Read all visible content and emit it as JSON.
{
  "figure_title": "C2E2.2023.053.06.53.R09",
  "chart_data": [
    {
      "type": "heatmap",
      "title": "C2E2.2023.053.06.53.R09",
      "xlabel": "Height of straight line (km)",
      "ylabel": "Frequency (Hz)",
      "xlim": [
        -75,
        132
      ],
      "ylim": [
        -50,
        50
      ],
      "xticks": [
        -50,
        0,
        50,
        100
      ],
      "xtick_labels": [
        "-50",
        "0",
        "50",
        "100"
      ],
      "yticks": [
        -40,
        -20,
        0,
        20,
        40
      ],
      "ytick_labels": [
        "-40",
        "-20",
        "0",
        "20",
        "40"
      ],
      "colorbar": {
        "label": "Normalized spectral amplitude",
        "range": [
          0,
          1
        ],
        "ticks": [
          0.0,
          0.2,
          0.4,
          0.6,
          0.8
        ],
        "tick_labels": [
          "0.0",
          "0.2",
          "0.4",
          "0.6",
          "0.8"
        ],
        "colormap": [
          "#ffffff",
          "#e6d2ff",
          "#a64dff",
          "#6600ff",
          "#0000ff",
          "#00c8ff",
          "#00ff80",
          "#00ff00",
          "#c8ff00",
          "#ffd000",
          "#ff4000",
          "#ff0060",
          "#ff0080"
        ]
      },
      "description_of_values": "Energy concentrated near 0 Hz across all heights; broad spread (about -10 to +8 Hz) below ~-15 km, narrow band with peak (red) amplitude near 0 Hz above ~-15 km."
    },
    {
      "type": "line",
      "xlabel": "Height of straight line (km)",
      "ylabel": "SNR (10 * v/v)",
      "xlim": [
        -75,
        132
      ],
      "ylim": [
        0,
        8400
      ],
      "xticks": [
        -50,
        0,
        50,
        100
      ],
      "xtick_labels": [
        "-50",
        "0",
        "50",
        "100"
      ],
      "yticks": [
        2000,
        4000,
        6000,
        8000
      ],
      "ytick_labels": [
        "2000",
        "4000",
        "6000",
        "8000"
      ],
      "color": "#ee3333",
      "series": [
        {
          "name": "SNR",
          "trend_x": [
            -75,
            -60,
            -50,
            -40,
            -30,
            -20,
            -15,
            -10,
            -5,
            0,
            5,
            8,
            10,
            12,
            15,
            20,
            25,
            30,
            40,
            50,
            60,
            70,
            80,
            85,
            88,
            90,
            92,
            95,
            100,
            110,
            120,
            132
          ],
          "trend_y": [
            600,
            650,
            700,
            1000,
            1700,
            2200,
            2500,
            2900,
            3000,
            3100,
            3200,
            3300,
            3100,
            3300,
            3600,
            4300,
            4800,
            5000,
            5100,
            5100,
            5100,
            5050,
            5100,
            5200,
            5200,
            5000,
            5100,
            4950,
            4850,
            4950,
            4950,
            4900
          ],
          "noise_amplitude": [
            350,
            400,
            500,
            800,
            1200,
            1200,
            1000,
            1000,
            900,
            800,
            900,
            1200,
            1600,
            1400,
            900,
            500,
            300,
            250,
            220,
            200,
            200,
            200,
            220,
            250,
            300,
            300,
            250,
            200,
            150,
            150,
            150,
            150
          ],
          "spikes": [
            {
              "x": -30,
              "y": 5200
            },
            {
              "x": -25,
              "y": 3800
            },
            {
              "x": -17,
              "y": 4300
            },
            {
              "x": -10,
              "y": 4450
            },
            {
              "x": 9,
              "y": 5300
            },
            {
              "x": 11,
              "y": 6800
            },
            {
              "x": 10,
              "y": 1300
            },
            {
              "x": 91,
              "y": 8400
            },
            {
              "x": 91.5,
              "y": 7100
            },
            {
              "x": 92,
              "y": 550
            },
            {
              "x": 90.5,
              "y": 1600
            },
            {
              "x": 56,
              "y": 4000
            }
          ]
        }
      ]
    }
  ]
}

◆ EXERCISE TASK
Repeat all the entries exactly as given.

◆ RESPONSE
Read all visible content and emit it as JSON.
{
  "figure_title": "C2E2.2023.053.06.53.R09",
  "chart_data": [
    {
      "type": "heatmap",
      "title": "C2E2.2023.053.06.53.R09",
      "xlabel": "Height of straight line (km)",
      "ylabel": "Frequency (Hz)",
      "xlim": [
        -75,
        132
      ],
      "ylim": [
        -50,
        50
      ],
      "xticks": [
        -50,
        0,
        50,
        100
      ],
      "xtick_labels": [
        "-50",
        "0",
        "50",
        "100"
      ],
      "yticks": [
        -40,
        -20,
        0,
        20,
        40
      ],
      "ytick_labels": [
        "-40",
        "-20",
        "0",
        "20",
        "40"
      ],
      "colorbar": {
        "label": "Normalized spectral amplitude",
        "range": [
          0,
          1
        ],
        "ticks": [
          0.0,
          0.2,
          0.4,
          0.6,
          0.8
        ],
        "tick_labels": [
          "0.0",
          "0.2",
          "0.4",
          "0.6",
          "0.8"
        ],
        "colormap": [
          "#ffffff",
          "#e6d2ff",
          "#a64dff",
          "#6600ff",
          "#0000ff",
          "#00c8ff",
          "#00ff80",
          "#00ff00",
          "#c8ff00",
          "#ffd000",
          "#ff4000",
          "#ff0060",
          "#ff0080"
        ]
      },
      "description_of_values": "Energy concentrated near 0 Hz across all heights; broad spread (about -10 to +8 Hz) below ~-15 km, narrow band with peak (red) amplitude near 0 Hz above ~-15 km."
    },
    {
      "type": "line",
      "xlabel": "Height of straight line (km)",
      "ylabel": "SNR (10 * v/v)",
      "xlim": [
        -75,
        132
      ],
      "ylim": [
        0,
        8400
      ],
      "xticks": [
        -50,
        0,
        50,
        100
      ],
      "xtick_labels": [
        "-50",
        "0",
        "50",
        "100"
      ],
      "yticks": [
        2000,
        4000,
        6000,
        8000
      ],
      "ytick_labels": [
        "2000",
        "4000",
        "6000",
        "8000"
      ],
      "color": "#ee3333",
      "series": [
        {
          "name": "SNR",
          "trend_x": [
            -75,
            -60,
            -50,
            -40,
            -30,
            -20,
            -15,
            -10,
            -5,
            0,
            5,
            8,
            10,
            12,
            15,
            20,
            25,
            30,
            40,
            50,
            60,
            70,
            80,
            85,
            88,
            90,
            92,
            95,
            100,
            110,
            120,
            132
          ],
          "trend_y": [
            600,
            650,
            700,
            1000,
            1700,
            2200,
            2500,
            2900,
            3000,
            3100,
            3200,
            3300,
            3100,
            3300,
            3600,
            4300,
            4800,
            5000,
            5100,
            5100,
            5100,
            5050,
            5100,
            5200,
            5200,
            5000,
            5100,
            4950,
            4850,
            4950,
            4950,
            4900
          ],
          "noise_amplitude": [
            350,
            400,
            500,
            800,
            1200,
            1200,
            1000,
            1000,
            900,
            800,
            900,
            1200,
            1600,
            1400,
            900,
            500,
            300,
            250,
            220,
            200,
            200,
            200,
            220,
            250,
            300,
            300,
            250,
            200,
            150,
            150,
            150,
            150
          ],
          "spikes": [
            {
              "x": -30,
              "y": 5200
            },
            {
              "x": -25,
              "y": 3800
            },
            {
              "x": -17,
              "y": 4300
            },
            {
              "x": -10,
              "y": 4450
            },
            {
              "x": 9,
              "y": 5300
            },
            {
              "x": 11,
              "y": 6800
            },
            {
              "x": 10,
              "y": 1300
            },
            {
              "x": 91,
              "y": 8400
            },
            {
              "x": 91.5,
              "y": 7100
            },
            {
              "x": 92,
              "y": 550
            },
            {
              "x": 90.5,
              "y": 1600
            },
            {
              "x": 56,
              "y": 4000
            }
          ]
        }
      ]
    }
  ]
}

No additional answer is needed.